## What the exercise asks
Repeat each line exactly as it is written.

Entries taken from a collection:
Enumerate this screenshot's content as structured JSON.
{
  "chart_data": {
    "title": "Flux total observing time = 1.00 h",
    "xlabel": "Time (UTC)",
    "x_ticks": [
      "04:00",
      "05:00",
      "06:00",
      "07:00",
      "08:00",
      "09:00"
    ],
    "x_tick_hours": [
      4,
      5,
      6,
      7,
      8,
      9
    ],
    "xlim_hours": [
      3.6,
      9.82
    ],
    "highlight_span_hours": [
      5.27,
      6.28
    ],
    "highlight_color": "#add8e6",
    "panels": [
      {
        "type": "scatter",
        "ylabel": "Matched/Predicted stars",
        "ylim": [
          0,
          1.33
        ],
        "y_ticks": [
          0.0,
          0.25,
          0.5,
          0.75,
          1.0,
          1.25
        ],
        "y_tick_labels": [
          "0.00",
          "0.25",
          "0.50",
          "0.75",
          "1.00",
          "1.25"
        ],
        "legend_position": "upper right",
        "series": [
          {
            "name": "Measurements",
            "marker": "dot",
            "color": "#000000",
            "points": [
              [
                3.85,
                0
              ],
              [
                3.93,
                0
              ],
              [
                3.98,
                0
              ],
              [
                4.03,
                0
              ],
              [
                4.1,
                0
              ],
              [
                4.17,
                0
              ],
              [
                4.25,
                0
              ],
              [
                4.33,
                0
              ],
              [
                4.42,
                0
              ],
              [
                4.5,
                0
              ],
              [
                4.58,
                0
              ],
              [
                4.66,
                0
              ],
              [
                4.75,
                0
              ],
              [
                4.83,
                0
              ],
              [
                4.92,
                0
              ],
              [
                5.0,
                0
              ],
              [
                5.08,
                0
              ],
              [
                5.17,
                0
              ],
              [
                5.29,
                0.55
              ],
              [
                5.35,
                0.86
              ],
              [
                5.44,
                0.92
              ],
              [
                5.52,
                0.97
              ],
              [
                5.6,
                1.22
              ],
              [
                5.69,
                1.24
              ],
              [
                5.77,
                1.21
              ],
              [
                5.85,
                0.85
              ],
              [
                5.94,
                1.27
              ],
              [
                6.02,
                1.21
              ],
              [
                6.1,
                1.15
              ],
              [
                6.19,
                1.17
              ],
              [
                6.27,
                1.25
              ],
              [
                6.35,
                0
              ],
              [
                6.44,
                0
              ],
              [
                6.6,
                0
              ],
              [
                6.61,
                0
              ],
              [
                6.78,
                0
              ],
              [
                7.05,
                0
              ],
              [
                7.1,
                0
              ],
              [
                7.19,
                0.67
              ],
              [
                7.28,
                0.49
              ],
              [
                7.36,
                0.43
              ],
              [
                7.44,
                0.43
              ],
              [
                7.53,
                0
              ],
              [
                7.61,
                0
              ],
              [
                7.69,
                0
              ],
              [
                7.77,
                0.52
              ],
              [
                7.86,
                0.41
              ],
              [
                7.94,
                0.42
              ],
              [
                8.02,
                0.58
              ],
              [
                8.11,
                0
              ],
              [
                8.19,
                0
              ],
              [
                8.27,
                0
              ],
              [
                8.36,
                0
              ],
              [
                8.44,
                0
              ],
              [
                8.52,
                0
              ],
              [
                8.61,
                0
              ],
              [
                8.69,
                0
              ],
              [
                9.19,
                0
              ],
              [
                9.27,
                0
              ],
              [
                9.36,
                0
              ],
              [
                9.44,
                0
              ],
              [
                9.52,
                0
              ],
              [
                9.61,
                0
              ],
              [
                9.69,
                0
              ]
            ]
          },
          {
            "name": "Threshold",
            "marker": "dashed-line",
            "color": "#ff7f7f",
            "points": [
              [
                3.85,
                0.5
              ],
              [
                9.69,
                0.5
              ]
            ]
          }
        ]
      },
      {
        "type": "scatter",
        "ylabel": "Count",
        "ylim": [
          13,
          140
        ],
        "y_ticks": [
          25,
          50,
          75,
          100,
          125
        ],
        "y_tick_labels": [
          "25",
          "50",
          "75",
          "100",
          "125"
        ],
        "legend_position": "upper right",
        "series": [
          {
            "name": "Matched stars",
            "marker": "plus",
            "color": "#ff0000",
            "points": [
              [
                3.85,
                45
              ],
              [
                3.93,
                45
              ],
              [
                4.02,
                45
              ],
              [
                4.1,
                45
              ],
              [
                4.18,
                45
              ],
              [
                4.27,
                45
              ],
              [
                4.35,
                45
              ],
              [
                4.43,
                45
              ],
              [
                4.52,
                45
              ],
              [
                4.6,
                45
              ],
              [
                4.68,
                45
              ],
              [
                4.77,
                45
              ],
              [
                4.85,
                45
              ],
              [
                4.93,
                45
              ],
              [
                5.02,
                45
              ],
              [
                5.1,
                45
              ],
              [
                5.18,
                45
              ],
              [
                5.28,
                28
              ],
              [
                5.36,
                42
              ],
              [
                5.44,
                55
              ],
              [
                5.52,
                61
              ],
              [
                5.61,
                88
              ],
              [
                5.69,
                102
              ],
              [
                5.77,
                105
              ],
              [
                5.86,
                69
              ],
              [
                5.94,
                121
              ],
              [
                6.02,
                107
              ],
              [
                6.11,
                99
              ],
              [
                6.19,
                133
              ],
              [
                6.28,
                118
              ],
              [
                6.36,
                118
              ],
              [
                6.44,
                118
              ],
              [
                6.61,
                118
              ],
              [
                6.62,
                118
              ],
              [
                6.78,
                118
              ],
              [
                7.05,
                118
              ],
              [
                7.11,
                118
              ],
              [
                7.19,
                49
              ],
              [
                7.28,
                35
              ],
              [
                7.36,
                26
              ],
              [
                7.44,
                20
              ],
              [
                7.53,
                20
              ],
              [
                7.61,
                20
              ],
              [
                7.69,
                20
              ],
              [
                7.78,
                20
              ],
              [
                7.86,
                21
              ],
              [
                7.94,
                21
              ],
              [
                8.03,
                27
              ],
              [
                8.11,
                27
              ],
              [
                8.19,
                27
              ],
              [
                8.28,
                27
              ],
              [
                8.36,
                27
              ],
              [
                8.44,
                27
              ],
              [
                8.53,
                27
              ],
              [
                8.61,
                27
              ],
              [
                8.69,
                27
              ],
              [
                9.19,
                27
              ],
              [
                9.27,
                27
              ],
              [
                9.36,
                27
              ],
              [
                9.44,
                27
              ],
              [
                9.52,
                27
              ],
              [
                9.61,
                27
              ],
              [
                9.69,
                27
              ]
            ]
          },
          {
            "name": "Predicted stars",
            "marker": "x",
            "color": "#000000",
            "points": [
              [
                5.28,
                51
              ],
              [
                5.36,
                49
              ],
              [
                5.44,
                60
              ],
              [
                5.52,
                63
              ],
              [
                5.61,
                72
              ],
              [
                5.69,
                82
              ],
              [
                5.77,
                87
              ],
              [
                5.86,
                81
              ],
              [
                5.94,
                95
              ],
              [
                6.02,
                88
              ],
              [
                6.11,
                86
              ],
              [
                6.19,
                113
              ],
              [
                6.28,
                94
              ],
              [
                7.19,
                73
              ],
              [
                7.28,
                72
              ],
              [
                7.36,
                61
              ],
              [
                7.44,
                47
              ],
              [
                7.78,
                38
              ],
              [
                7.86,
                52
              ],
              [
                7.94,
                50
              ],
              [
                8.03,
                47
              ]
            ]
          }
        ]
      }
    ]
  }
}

## Response
Enumerate this screenshot's content as structured JSON.
{
  "chart_data": {
    "title": "Flux total observing time = 1.00 h",
    "xlabel": "Time (UTC)",
    "x_ticks": [
      "04:00",
      "05:00",
      "06:00",
      "07:00",
      "08:00",
      "09:00"
    ],
    "x_tick_hours": [
      4,
      5,
      6,
      7,
      8,
      9
    ],
    "xlim_hours": [
      3.6,
      9.82
    ],
    "highlight_span_hours": [
      5.27,
      6.28
    ],
    "highlight_color": "#add8e6",
    "panels": [
      {
        "type": "scatter",
        "ylabel": "Matched/Predicted stars",
        "ylim": [
          0,
          1.33
        ],
        "y_ticks": [
          0.0,
          0.25,
          0.5,
          0.75,
          1.0,
          1.25
        ],
        "y_tick_labels": [
          "0.00",
          "0.25",
          "0.50",
          "0.75",
          "1.00",
          "1.25"
        ],
        "legend_position": "upper right",
        "series": [
          {
            "name": "Measurements",
            "marker": "dot",
            "color": "#000000",
            "points": [
              [
                3.85,
                0
              ],
              [
                3.93,
                0
              ],
              [
                3.98,
                0
              ],
              [
                4.03,
                0
              ],
              [
                4.1,
                0
              ],
              [
                4.17,
                0
              ],
              [
                4.25,
                0
              ],
              [
                4.33,
                0
              ],
              [
                4.42,
                0
              ],
              [
                4.5,
                0
              ],
              [
                4.58,
                0
              ],
              [
                4.66,
                0
              ],
              [
                4.75,
                0
              ],
              [
                4.83,
                0
              ],
              [
                4.92,
                0
              ],
              [
                5.0,
                0
              ],
              [
                5.08,
                0
              ],
              [
                5.17,
                0
              ],
              [
                5.29,
                0.55
              ],
              [
                5.35,
                0.86
              ],
              [
                5.44,
                0.92
              ],
              [
                5.52,
                0.97
              ],
              [
                5.6,
                1.22
              ],
              [
                5.69,
                1.24
              ],
              [
                5.77,
                1.21
              ],
              [
                5.85,
                0.85
              ],
              [
                5.94,
                1.27
              ],
              [
                6.02,
                1.21
              ],
              [
                6.1,
                1.15
              ],
              [
                6.19,
                1.17
              ],
              [
                6.27,
                1.25
              ],
              [
                6.35,
                0
              ],
              [
                6.44,
                0
              ],
              [
                6.6,
                0
              ],
              [
                6.61,
                0
              ],
              [
                6.78,
                0
              ],
              [
                7.05,
                0
              ],
              [
                7.1,
                0
              ],
              [
                7.19,
                0.67
              ],
              [
                7.28,
                0.49
              ],
              [
                7.36,
                0.43
              ],
              [
                7.44,
                0.43
              ],
              [
                7.53,
                0
              ],
              [
                7.61,
                0
              ],
              [
                7.69,
                0
              ],
              [
                7.77,
                0.52
              ],
              [
                7.86,
                0.41
              ],
              [
                7.94,
                0.42
              ],
              [
                8.02,
                0.58
              ],
              [
                8.11,
                0
              ],
              [
                8.19,
                0
              ],
              [
                8.27,
                0
              ],
              [
                8.36,
                0
              ],
              [
                8.44,
                0
              ],
              [
                8.52,
                0
              ],
              [
                8.61,
                0
              ],
              [
                8.69,
                0
              ],
              [
                9.19,
                0
              ],
              [
                9.27,
                0
              ],
              [
                9.36,
                0
              ],
              [
                9.44,
                0
              ],
              [
                9.52,
                0
              ],
              [
                9.61,
                0
              ],
              [
                9.69,
                0
              ]
            ]
          },
          {
            "name": "Threshold",
            "marker": "dashed-line",
            "color": "#ff7f7f",
            "points": [
              [
                3.85,
                0.5
              ],
              [
                9.69,
                0.5
              ]
            ]
          }
        ]
      },
      {
        "type": "scatter",
        "ylabel": "Count",
        "ylim": [
          13,
          140
        ],
        "y_ticks": [
          25,
          50,
          75,
          100,
          125
        ],
        "y_tick_labels": [
          "25",
          "50",
          "75",
          "100",
          "125"
        ],
        "legend_position": "upper right",
        "series": [
          {
            "name": "Matched stars",
            "marker": "plus",
            "color": "#ff0000",
            "points": [
              [
                3.85,
                45
              ],
              [
                3.93,
                45
              ],
              [
                4.02,
                45
              ],
              [
                4.1,
                45
              ],
              [
                4.18,
                45
              ],
              [
                4.27,
                45
              ],
              [
                4.35,
                45
              ],
              [
                4.43,
                45
              ],
              [
                4.52,
                45
              ],
              [
                4.6,
                45
              ],
              [
                4.68,
                45
              ],
              [
                4.77,
                45
              ],
              [
                4.85,
                45
              ],
              [
                4.93,
                45
              ],
              [
                5.02,
                45
              ],
              [
                5.1,
                45
              ],
              [
                5.18,
                45
              ],
              [
                5.28,
                28
              ],
              [
                5.36,
                42
              ],
              [
                5.44,
                55
              ],
              [
                5.52,
                61
              ],
              [
                5.61,
                88
              ],
              [
                5.69,
                102
              ],
              [
                5.77,
                105
              ],
              [
                5.86,
                69
              ],
              [
                5.94,
                121
              ],
              [
                6.02,
                107
              ],
              [
                6.11,
                99
              ],
              [
                6.19,
                133
              ],
              [
                6.28,
                118
              ],
              [
                6.36,
                118
              ],
              [
                6.44,
                118
              ],
              [
                6.61,
                118
              ],
              [
                6.62,
                118
              ],
              [
                6.78,
                118
              ],
              [
                7.05,
                118
              ],
              [
                7.11,
                118
              ],
              [
                7.19,
                49
              ],
              [
                7.28,
                35
              ],
              [
                7.36,
                26
              ],
              [
                7.44,
                20
              ],
              [
                7.53,
                20
              ],
              [
                7.61,
                20
              ],
              [
                7.69,
                20
              ],
              [
                7.78,
                20
              ],
              [
                7.86,
                21
              ],
              [
                7.94,
                21
              ],
              [
                8.03,
                27
              ],
              [
                8.11,
                27
              ],
              [
                8.19,
                27
              ],
              [
                8.28,
                27
              ],
              [
                8.36,
                27
              ],
              [
                8.44,
                27
              ],
              [
                8.53,
                27
              ],
              [
                8.61,
                27
              ],
              [
                8.69,
                27
              ],
              [
                9.19,
                27
              ],
              [
                9.27,
                27
              ],
              [
                9.36,
                27
              ],
              [
                9.44,
                27
              ],
              [
                9.52,
                27
              ],
              [
                9.61,
                27
              ],
              [
                9.69,
                27
              ]
            ]
          },
          {
            "name": "Predicted stars",
            "marker": "x",
            "color": "#000000",
            "points": [
              [
                5.28,
                51
              ],
              [
                5.36,
                49
              ],
              [
                5.44,
                60
              ],
              [
                5.52,
                63
              ],
              [
                5.61,
                72
              ],
              [
                5.69,
                82
              ],
              [
                5.77,
                87
              ],
              [
                5.86,
                81
              ],
              [
                5.94,
                95
              ],
              [
                6.02,
                88
              ],
              [
                6.11,
                86
              ],
              [
                6.19,
                113
              ],
              [
                6.28,
                94
              ],
              [
                7.19,
                73
              ],
              [
                7.28,
                72
              ],
              [
                7.36,
                61
              ],
              [
                7.44,
                47
              ],
              [
                7.78,
                38
              ],
              [
                7.86,
                52
              ],
              [
                7.94,
                50
              ],
              [
                8.03,
                47
              ]
            ]
          }
        ]
      }
    ]
  }
}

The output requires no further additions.